## Aim:
Starting with the line that contains "Enumerate this screenshot's", copy every line through the end of the data below, exactly and with nothing added.

↓

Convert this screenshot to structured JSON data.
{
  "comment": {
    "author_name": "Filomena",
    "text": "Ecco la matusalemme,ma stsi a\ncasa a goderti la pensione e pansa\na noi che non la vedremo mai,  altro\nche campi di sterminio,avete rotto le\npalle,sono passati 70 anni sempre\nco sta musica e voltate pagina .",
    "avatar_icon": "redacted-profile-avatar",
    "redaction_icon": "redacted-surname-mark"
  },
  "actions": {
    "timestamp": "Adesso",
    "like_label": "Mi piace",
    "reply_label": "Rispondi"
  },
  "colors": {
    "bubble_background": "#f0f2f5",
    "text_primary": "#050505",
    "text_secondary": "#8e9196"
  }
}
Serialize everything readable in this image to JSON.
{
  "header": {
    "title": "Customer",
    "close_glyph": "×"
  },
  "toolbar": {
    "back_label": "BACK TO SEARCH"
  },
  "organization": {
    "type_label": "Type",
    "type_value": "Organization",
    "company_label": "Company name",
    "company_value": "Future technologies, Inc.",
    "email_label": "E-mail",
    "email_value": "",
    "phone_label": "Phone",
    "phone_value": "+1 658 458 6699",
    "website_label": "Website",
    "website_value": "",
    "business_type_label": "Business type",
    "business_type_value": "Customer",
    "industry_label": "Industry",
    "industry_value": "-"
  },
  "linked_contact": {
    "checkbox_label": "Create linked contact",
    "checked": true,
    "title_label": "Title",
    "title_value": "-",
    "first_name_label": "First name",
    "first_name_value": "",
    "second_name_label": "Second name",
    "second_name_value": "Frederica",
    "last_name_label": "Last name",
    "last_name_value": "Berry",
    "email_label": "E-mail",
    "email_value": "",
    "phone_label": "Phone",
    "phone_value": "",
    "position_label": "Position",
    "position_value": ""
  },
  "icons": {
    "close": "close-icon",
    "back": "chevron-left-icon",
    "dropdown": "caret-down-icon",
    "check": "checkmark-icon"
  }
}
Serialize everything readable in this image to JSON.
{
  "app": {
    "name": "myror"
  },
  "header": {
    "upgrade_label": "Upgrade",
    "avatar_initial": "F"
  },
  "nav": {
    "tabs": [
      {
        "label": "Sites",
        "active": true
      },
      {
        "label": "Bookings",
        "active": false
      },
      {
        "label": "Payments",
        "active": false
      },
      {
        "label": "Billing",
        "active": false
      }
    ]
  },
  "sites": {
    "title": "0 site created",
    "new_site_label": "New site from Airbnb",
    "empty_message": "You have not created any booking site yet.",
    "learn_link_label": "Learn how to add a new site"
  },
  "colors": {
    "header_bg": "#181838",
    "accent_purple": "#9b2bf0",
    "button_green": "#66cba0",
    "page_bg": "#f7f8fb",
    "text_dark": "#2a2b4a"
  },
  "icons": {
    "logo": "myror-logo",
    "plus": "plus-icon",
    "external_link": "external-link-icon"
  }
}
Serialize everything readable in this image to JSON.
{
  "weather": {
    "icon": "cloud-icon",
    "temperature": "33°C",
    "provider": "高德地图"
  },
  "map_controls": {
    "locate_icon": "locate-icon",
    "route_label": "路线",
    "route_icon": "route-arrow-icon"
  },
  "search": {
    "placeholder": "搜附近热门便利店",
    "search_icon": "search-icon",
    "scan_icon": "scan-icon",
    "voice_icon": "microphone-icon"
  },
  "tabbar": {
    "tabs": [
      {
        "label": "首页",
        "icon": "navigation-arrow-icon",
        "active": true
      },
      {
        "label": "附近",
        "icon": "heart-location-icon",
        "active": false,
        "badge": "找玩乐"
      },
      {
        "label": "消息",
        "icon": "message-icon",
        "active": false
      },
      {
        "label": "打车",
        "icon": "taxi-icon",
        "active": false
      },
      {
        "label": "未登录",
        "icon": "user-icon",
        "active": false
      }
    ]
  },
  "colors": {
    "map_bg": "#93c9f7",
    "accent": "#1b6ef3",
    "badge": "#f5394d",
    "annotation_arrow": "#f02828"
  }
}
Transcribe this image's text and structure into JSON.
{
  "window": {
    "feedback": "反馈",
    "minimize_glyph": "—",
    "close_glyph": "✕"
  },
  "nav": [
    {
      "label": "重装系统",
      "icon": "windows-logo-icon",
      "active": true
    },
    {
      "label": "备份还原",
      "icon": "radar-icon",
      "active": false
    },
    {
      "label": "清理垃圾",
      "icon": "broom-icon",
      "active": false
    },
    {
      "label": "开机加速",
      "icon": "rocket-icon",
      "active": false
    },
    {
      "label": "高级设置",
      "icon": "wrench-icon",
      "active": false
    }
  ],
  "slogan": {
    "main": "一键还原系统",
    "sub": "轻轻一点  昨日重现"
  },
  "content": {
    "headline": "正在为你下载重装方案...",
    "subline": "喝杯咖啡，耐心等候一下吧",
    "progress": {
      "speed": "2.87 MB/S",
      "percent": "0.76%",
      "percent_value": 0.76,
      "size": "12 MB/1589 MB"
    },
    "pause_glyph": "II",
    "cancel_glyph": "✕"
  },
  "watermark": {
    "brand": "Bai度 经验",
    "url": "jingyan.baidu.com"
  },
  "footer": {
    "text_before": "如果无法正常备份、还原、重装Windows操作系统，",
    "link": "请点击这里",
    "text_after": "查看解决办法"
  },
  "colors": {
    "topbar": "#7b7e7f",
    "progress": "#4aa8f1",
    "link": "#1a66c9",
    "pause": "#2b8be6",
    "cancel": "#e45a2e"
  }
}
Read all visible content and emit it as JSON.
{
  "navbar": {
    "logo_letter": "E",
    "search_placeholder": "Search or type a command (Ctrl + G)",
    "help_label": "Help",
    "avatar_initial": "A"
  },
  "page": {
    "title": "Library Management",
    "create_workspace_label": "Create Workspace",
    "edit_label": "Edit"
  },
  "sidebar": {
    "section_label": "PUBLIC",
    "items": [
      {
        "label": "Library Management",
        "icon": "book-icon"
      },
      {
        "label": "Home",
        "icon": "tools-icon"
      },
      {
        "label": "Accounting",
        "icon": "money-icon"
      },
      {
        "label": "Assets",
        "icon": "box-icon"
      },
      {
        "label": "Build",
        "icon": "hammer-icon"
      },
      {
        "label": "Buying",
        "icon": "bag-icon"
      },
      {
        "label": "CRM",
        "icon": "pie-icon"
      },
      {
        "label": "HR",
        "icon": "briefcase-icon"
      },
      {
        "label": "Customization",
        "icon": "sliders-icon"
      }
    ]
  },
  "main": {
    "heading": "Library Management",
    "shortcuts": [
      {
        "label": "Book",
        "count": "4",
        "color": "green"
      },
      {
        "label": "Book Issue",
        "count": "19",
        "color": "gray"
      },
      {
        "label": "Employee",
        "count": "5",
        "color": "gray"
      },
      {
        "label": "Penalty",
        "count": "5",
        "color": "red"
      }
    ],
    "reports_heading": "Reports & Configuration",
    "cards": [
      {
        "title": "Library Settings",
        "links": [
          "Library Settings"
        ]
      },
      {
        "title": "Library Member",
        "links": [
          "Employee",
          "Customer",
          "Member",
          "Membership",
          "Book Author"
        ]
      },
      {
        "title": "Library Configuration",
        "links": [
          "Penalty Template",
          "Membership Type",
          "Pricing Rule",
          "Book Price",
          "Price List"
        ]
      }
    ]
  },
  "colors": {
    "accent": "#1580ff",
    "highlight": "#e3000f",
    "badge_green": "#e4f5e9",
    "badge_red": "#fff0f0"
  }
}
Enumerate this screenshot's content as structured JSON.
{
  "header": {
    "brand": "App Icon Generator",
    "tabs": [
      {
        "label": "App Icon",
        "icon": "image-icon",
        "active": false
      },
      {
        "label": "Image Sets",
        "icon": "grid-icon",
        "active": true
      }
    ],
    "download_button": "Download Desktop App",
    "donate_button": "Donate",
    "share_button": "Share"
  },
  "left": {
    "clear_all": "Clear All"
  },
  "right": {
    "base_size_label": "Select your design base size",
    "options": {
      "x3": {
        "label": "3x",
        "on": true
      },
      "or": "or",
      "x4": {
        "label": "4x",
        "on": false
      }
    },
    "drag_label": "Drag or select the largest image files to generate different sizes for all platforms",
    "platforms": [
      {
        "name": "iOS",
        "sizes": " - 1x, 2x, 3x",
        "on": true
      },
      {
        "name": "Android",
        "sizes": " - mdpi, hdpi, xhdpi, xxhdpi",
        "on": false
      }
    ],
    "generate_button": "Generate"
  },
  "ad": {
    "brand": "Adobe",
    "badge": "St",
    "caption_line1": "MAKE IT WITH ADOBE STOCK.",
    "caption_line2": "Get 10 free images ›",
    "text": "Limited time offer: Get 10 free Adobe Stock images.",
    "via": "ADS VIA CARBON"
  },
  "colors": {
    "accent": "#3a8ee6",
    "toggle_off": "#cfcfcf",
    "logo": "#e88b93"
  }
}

↑

## Full response:
Enumerate this screenshot's content as structured JSON.
{
  "header": {
    "brand": "App Icon Generator",
    "tabs": [
      {
        "label": "App Icon",
        "icon": "image-icon",
        "active": false
      },
      {
        "label": "Image Sets",
        "icon": "grid-icon",
        "active": true
      }
    ],
    "download_button": "Download Desktop App",
    "donate_button": "Donate",
    "share_button": "Share"
  },
  "left": {
    "clear_all": "Clear All"
  },
  "right": {
    "base_size_label": "Select your design base size",
    "options": {
      "x3": {
        "label": "3x",
        "on": true
      },
      "or": "or",
      "x4": {
        "label": "4x",
        "on": false
      }
    },
    "drag_label": "Drag or select the largest image files to generate different sizes for all platforms",
    "platforms": [
      {
        "name": "iOS",
        "sizes": " - 1x, 2x, 3x",
        "on": true
      },
      {
        "name": "Android",
        "sizes": " - mdpi, hdpi, xhdpi, xxhdpi",
        "on": false
      }
    ],
    "generate_button": "Generate"
  },
  "ad": {
    "brand": "Adobe",
    "badge": "St",
    "caption_line1": "MAKE IT WITH ADOBE STOCK.",
    "caption_line2": "Get 10 free images ›",
    "text": "Limited time offer: Get 10 free Adobe Stock images.",
    "via": "ADS VIA CARBON"
  },
  "colors": {
    "accent": "#3a8ee6",
    "toggle_off": "#cfcfcf",
    "logo": "#e88b93"
  }
}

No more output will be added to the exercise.